══ Data listing ══
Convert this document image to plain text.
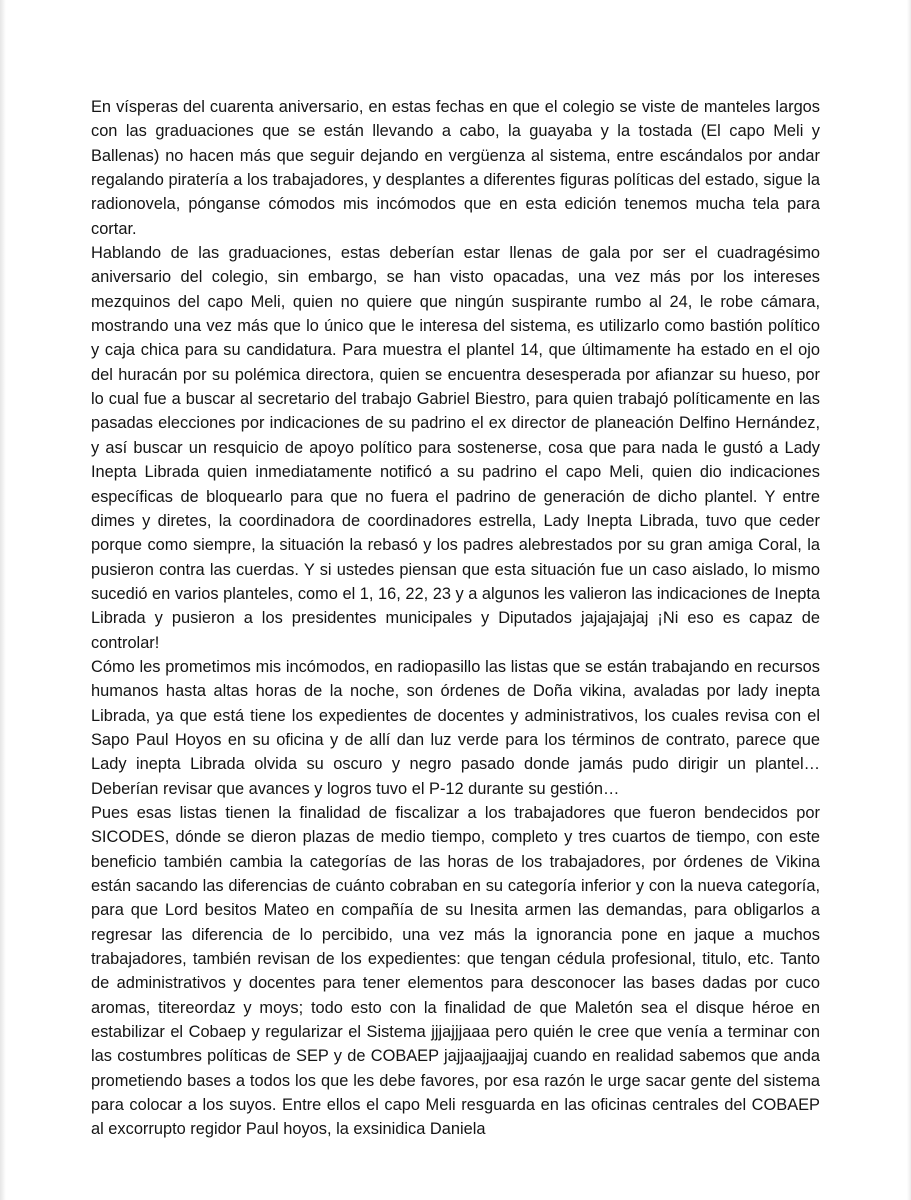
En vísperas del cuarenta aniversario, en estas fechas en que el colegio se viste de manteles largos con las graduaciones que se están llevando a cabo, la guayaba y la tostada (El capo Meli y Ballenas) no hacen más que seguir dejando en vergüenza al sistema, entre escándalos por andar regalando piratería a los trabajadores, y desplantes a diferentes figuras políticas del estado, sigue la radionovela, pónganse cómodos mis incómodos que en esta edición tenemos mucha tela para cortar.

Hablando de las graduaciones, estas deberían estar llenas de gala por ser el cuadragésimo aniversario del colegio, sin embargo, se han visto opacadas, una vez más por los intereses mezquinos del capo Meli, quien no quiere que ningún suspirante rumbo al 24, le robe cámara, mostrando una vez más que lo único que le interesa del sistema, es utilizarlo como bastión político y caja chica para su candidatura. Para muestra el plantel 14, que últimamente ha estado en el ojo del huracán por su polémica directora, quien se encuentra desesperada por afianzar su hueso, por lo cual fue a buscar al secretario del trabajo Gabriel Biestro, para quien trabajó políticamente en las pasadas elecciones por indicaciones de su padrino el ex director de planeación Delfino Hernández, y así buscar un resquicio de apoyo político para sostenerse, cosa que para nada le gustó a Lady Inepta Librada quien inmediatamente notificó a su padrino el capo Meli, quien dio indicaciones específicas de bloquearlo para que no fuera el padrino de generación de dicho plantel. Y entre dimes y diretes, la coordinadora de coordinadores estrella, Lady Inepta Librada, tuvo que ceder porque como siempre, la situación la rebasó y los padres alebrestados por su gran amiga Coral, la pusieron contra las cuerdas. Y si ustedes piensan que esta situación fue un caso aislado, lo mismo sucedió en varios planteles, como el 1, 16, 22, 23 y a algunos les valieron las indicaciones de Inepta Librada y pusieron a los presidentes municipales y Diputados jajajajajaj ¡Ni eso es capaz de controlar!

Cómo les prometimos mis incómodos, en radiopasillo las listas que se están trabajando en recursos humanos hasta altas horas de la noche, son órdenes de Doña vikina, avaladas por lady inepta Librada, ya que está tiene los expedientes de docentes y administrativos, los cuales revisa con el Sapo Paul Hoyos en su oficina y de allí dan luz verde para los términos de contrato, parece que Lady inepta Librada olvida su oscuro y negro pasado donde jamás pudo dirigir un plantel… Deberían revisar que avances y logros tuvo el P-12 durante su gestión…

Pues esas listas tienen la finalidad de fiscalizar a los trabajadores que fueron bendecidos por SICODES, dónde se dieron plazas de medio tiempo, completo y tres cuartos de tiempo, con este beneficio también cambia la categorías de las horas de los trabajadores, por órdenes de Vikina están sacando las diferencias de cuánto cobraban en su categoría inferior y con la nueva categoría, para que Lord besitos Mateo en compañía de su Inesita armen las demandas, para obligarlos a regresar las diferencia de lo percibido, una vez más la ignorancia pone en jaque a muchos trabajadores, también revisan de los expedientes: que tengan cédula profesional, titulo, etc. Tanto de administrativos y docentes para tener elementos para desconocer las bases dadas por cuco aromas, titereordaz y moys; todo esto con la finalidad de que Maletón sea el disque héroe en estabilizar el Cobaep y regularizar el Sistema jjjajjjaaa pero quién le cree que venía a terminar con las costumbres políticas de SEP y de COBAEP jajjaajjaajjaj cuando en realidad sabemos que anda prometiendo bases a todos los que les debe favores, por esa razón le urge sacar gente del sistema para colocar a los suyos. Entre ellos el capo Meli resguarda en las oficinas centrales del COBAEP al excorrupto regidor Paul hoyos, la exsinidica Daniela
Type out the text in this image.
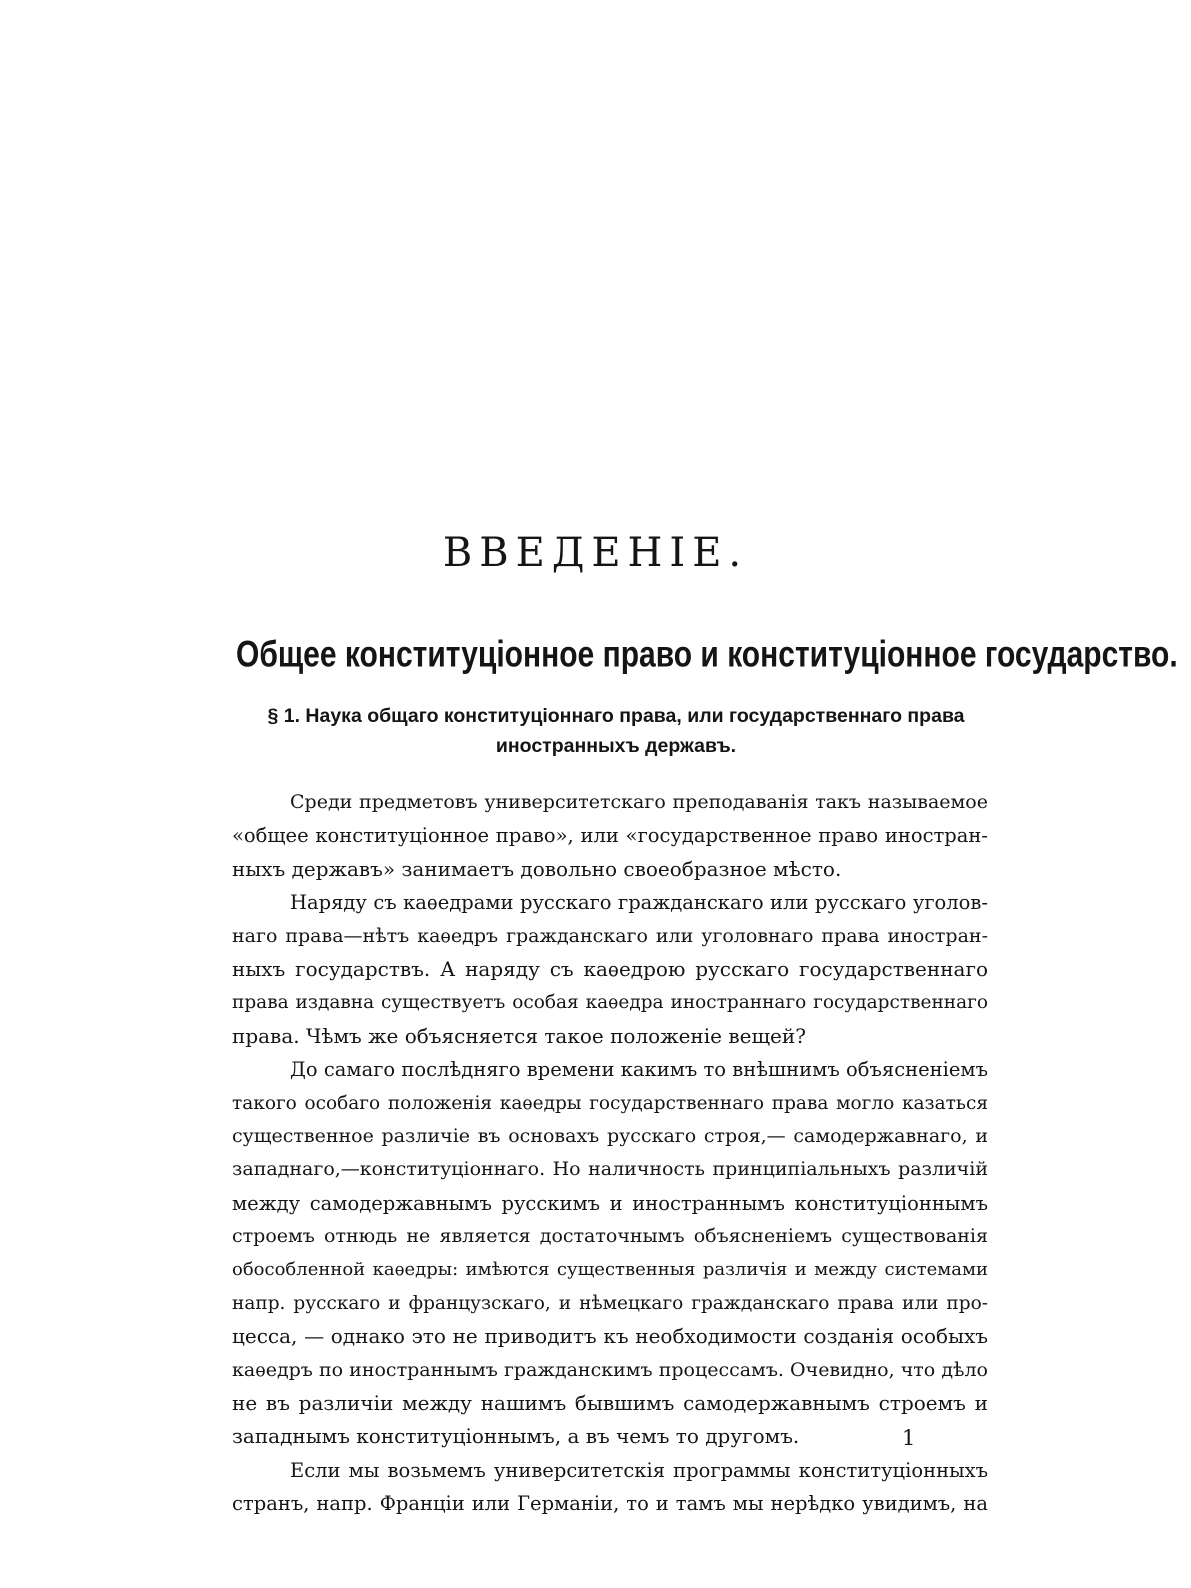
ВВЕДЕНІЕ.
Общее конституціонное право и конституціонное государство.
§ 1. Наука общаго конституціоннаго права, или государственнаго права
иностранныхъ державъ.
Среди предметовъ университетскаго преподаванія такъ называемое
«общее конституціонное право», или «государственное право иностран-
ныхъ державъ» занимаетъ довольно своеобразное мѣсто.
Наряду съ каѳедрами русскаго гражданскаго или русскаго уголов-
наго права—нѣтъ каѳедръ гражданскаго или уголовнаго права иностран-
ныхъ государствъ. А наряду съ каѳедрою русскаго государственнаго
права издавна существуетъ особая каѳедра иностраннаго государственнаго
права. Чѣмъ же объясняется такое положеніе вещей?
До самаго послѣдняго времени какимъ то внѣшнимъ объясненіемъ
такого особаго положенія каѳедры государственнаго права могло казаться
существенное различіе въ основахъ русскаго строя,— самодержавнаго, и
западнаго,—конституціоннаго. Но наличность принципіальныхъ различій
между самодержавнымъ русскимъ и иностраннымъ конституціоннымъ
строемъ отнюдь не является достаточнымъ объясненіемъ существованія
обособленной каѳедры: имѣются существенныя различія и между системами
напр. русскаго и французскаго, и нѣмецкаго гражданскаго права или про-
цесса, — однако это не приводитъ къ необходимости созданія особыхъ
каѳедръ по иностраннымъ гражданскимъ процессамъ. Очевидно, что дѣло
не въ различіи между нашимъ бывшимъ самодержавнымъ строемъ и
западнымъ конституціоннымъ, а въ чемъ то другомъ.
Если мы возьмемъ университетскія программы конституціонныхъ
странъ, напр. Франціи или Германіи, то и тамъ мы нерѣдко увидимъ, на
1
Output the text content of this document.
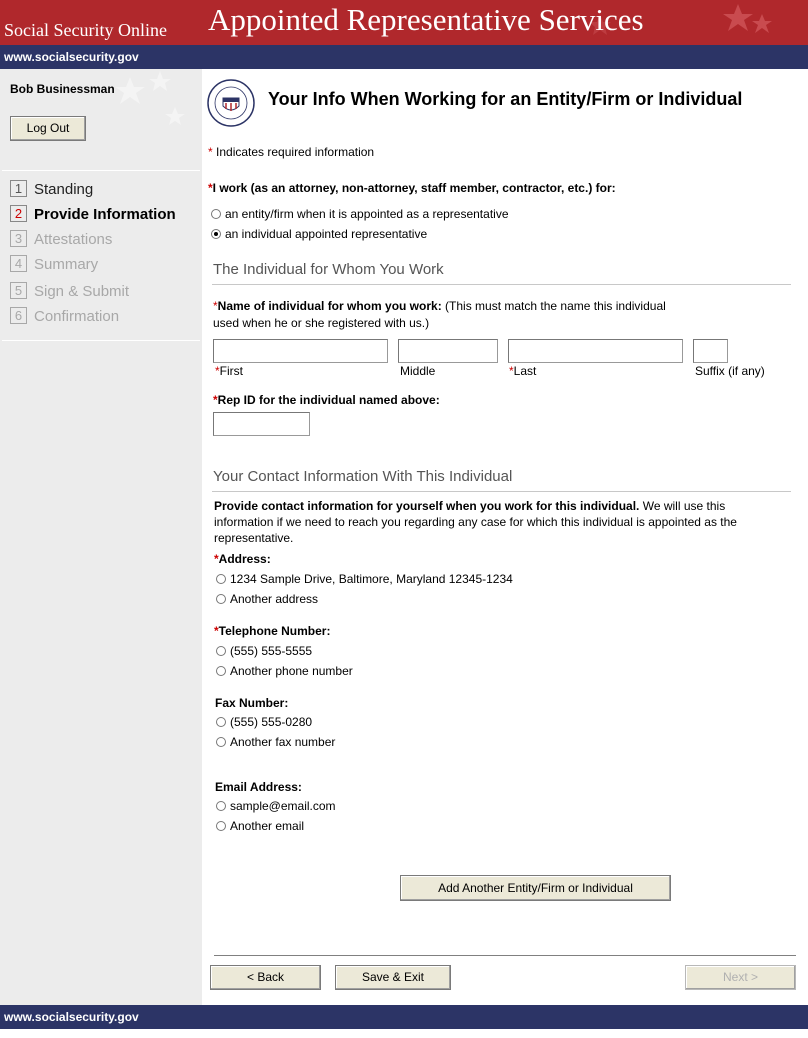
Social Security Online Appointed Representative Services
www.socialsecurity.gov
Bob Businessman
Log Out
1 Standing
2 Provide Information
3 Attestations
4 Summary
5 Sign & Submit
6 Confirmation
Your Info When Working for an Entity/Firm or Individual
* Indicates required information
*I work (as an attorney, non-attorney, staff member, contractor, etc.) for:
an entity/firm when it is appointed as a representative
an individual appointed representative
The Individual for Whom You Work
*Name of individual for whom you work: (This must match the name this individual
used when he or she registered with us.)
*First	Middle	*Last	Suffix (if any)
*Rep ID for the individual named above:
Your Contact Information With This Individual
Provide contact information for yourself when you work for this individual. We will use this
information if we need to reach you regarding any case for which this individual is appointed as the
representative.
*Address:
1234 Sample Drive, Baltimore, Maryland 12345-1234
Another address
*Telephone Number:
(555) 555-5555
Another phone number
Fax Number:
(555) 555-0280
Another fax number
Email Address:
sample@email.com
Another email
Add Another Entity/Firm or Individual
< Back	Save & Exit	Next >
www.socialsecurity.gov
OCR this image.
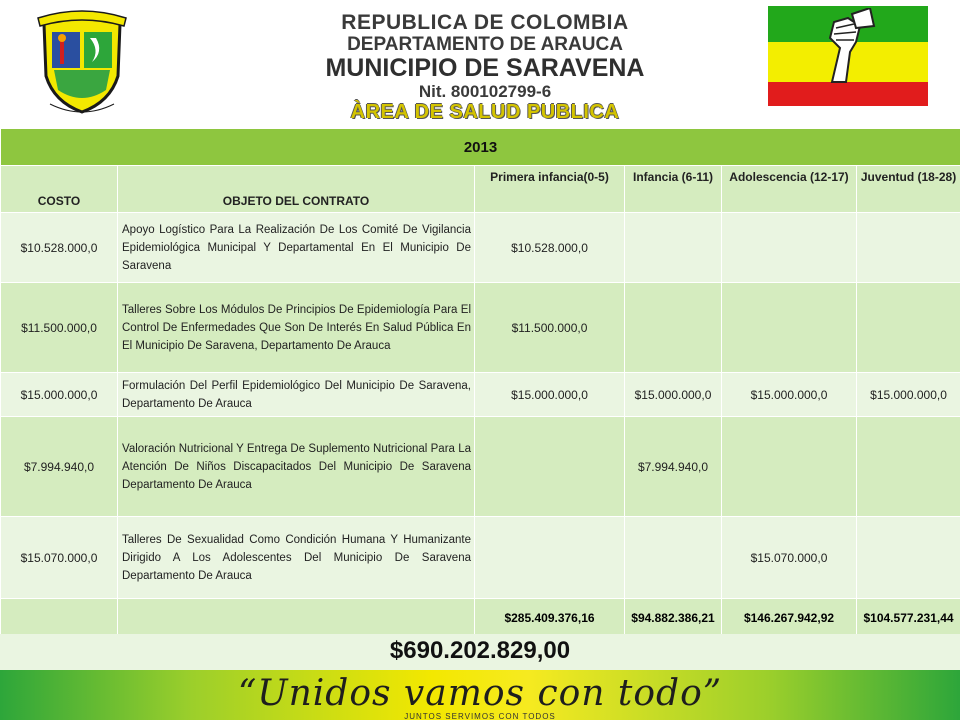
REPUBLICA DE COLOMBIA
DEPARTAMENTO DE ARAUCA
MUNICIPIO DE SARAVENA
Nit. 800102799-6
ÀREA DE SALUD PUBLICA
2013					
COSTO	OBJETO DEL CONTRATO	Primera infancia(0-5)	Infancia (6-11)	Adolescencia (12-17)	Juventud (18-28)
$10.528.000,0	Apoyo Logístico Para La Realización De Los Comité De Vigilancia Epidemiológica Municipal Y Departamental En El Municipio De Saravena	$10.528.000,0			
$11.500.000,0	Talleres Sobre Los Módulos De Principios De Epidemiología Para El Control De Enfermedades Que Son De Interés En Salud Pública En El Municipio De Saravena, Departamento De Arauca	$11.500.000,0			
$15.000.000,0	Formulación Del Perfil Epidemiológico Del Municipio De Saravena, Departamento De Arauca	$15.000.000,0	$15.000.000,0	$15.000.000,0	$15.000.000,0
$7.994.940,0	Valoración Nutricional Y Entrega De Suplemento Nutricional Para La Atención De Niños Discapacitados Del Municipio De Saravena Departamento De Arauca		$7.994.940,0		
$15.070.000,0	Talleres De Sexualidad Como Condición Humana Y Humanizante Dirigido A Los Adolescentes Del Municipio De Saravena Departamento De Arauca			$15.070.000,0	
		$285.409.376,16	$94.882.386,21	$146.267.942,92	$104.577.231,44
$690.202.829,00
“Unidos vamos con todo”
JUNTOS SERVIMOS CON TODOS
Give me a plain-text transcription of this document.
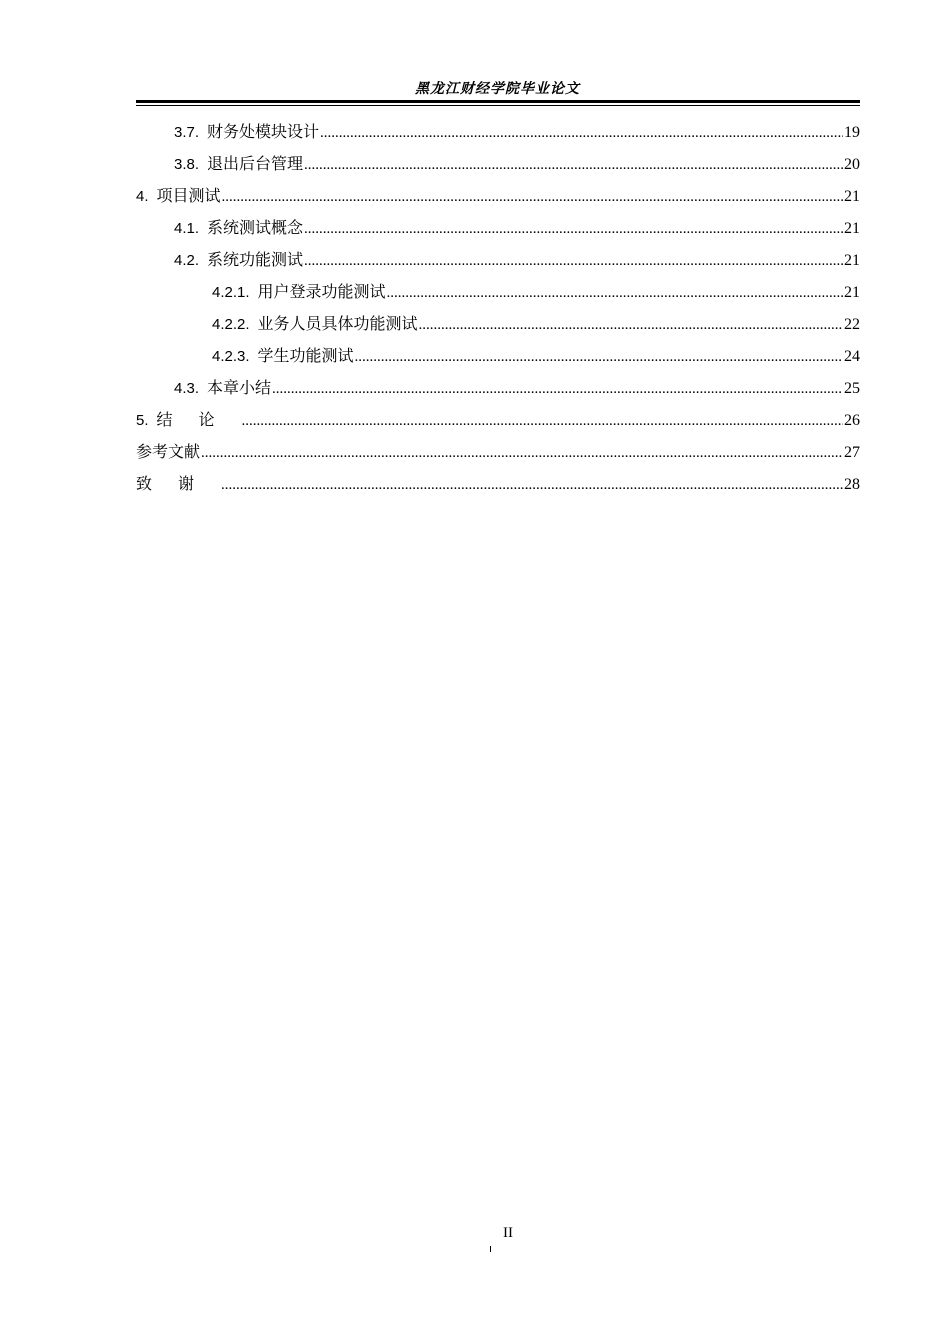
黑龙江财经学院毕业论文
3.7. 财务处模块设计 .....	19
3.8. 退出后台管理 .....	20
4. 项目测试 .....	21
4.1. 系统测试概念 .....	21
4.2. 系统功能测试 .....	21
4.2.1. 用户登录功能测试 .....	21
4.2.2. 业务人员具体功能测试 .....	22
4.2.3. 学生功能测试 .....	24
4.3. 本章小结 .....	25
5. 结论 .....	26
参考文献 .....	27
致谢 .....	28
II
═══
=== Short task ===
In the records above, locate each line with the word "каѳедръ". Copy all such lines.

=== Written answer ===
наго права—нѣтъ каѳедръ гражданскаго или уголовнаго права иностран-
каѳедръ по иностраннымъ гражданскимъ процессамъ. Очевидно, что дѣло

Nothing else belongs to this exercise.